##### Records shown #####

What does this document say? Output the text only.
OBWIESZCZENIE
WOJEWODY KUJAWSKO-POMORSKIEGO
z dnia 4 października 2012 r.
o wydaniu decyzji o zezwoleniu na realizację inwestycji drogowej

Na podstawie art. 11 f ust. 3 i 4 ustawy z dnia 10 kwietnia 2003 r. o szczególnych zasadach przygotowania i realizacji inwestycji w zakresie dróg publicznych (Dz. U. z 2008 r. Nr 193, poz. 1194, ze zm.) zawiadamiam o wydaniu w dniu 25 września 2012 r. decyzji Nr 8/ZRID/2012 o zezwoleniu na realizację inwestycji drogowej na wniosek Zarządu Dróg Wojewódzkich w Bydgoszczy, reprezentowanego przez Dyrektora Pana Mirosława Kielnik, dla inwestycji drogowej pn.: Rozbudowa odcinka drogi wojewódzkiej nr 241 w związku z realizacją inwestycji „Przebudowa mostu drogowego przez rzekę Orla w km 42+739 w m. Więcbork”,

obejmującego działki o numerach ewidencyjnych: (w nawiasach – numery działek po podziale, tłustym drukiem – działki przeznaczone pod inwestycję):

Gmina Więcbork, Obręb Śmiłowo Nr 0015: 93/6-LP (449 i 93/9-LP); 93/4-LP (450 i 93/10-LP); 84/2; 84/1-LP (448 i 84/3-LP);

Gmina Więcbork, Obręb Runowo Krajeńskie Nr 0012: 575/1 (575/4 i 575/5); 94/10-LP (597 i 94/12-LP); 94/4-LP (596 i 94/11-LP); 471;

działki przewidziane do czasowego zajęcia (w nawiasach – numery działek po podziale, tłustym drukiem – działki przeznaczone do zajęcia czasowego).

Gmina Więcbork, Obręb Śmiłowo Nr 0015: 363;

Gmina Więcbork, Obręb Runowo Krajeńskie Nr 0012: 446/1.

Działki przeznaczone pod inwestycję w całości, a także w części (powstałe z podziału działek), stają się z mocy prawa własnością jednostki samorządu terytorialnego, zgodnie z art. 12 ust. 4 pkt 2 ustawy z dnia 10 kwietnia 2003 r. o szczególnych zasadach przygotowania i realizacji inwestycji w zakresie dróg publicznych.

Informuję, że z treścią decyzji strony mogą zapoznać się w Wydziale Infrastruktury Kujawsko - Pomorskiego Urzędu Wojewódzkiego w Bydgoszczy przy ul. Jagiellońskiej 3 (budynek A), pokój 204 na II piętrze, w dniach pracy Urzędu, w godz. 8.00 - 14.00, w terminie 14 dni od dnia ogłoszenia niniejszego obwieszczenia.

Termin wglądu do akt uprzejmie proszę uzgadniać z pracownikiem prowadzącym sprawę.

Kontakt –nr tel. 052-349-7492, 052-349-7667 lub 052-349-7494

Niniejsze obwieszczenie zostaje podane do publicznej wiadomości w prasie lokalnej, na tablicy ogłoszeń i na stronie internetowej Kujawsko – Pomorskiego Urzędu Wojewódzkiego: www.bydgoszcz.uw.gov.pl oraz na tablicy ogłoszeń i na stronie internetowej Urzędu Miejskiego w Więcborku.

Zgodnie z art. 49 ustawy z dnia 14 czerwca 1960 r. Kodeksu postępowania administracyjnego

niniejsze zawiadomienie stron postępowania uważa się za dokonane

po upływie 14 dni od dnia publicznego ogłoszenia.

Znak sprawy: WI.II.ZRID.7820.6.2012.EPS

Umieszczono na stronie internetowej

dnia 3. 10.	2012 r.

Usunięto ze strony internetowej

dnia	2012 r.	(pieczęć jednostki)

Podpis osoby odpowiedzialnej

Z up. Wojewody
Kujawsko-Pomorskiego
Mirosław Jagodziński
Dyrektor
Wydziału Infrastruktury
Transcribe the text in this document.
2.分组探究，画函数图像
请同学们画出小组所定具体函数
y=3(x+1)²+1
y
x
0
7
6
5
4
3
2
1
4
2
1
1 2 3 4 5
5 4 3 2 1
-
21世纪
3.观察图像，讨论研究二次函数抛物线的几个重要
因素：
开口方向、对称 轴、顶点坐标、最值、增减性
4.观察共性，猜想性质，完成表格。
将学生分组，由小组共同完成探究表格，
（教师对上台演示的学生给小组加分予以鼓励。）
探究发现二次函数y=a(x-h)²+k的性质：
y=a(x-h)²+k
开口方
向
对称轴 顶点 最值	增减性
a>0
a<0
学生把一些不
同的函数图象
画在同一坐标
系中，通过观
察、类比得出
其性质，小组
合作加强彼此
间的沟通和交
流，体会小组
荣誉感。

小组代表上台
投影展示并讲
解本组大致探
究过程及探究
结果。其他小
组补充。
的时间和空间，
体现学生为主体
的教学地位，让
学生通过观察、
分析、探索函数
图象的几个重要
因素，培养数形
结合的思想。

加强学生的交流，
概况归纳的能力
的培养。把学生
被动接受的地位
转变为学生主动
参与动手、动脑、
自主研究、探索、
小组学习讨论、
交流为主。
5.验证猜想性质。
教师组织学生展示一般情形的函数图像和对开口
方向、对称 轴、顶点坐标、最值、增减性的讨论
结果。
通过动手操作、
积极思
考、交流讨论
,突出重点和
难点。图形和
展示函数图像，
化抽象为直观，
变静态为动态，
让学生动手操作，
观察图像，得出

#####

● What is required: Go through the listing and copy all of it exactly.

● Task answer:
What does this document say? Output the text only.
OBWIESZCZENIE
WOJEWODY KUJAWSKO-POMORSKIEGO
z dnia 4 października 2012 r.
o wydaniu decyzji o zezwoleniu na realizację inwestycji drogowej

Na podstawie art. 11 f ust. 3 i 4 ustawy z dnia 10 kwietnia 2003 r. o szczególnych zasadach przygotowania i realizacji inwestycji w zakresie dróg publicznych (Dz. U. z 2008 r. Nr 193, poz. 1194, ze zm.) zawiadamiam o wydaniu w dniu 25 września 2012 r. decyzji Nr 8/ZRID/2012 o zezwoleniu na realizację inwestycji drogowej na wniosek Zarządu Dróg Wojewódzkich w Bydgoszczy, reprezentowanego przez Dyrektora Pana Mirosława Kielnik, dla inwestycji drogowej pn.: Rozbudowa odcinka drogi wojewódzkiej nr 241 w związku z realizacją inwestycji „Przebudowa mostu drogowego przez rzekę Orla w km 42+739 w m. Więcbork”,

obejmującego działki o numerach ewidencyjnych: (w nawiasach – numery działek po podziale, tłustym drukiem – działki przeznaczone pod inwestycję):

Gmina Więcbork, Obręb Śmiłowo Nr 0015: 93/6-LP (449 i 93/9-LP); 93/4-LP (450 i 93/10-LP); 84/2; 84/1-LP (448 i 84/3-LP);

Gmina Więcbork, Obręb Runowo Krajeńskie Nr 0012: 575/1 (575/4 i 575/5); 94/10-LP (597 i 94/12-LP); 94/4-LP (596 i 94/11-LP); 471;

działki przewidziane do czasowego zajęcia (w nawiasach – numery działek po podziale, tłustym drukiem – działki przeznaczone do zajęcia czasowego).

Gmina Więcbork, Obręb Śmiłowo Nr 0015: 363;

Gmina Więcbork, Obręb Runowo Krajeńskie Nr 0012: 446/1.

Działki przeznaczone pod inwestycję w całości, a także w części (powstałe z podziału działek), stają się z mocy prawa własnością jednostki samorządu terytorialnego, zgodnie z art. 12 ust. 4 pkt 2 ustawy z dnia 10 kwietnia 2003 r. o szczególnych zasadach przygotowania i realizacji inwestycji w zakresie dróg publicznych.

Informuję, że z treścią decyzji strony mogą zapoznać się w Wydziale Infrastruktury Kujawsko - Pomorskiego Urzędu Wojewódzkiego w Bydgoszczy przy ul. Jagiellońskiej 3 (budynek A), pokój 204 na II piętrze, w dniach pracy Urzędu, w godz. 8.00 - 14.00, w terminie 14 dni od dnia ogłoszenia niniejszego obwieszczenia.

Termin wglądu do akt uprzejmie proszę uzgadniać z pracownikiem prowadzącym sprawę.

Kontakt –nr tel. 052-349-7492, 052-349-7667 lub 052-349-7494

Niniejsze obwieszczenie zostaje podane do publicznej wiadomości w prasie lokalnej, na tablicy ogłoszeń i na stronie internetowej Kujawsko – Pomorskiego Urzędu Wojewódzkiego: www.bydgoszcz.uw.gov.pl oraz na tablicy ogłoszeń i na stronie internetowej Urzędu Miejskiego w Więcborku.

Zgodnie z art. 49 ustawy z dnia 14 czerwca 1960 r. Kodeksu postępowania administracyjnego

niniejsze zawiadomienie stron postępowania uważa się za dokonane

po upływie 14 dni od dnia publicznego ogłoszenia.

Znak sprawy: WI.II.ZRID.7820.6.2012.EPS

Umieszczono na stronie internetowej

dnia 3. 10.	2012 r.

Usunięto ze strony internetowej

dnia	2012 r.	(pieczęć jednostki)

Podpis osoby odpowiedzialnej

Z up. Wojewody
Kujawsko-Pomorskiego
Mirosław Jagodziński
Dyrektor
Wydziału Infrastruktury
Transcribe the text in this document.
2.分组探究，画函数图像
请同学们画出小组所定具体函数
y=3(x+1)²+1
y
x
0
7
6
5
4
3
2
1
4
2
1
1 2 3 4 5
5 4 3 2 1
-
21世纪
3.观察图像，讨论研究二次函数抛物线的几个重要
因素：
开口方向、对称 轴、顶点坐标、最值、增减性
4.观察共性，猜想性质，完成表格。
将学生分组，由小组共同完成探究表格，
（教师对上台演示的学生给小组加分予以鼓励。）
探究发现二次函数y=a(x-h)²+k的性质：
y=a(x-h)²+k
开口方
向
对称轴 顶点 最值	增减性
a>0
a<0
学生把一些不
同的函数图象
画在同一坐标
系中，通过观
察、类比得出
其性质，小组
合作加强彼此
间的沟通和交
流，体会小组
荣誉感。

小组代表上台
投影展示并讲
解本组大致探
究过程及探究
结果。其他小
组补充。
的时间和空间，
体现学生为主体
的教学地位，让
学生通过观察、
分析、探索函数
图象的几个重要
因素，培养数形
结合的思想。

加强学生的交流，
概况归纳的能力
的培养。把学生
被动接受的地位
转变为学生主动
参与动手、动脑、
自主研究、探索、
小组学习讨论、
交流为主。
5.验证猜想性质。
教师组织学生展示一般情形的函数图像和对开口
方向、对称 轴、顶点坐标、最值、增减性的讨论
结果。
通过动手操作、
积极思
考、交流讨论
,突出重点和
难点。图形和
展示函数图像，
化抽象为直观，
变静态为动态，
让学生动手操作，
观察图像，得出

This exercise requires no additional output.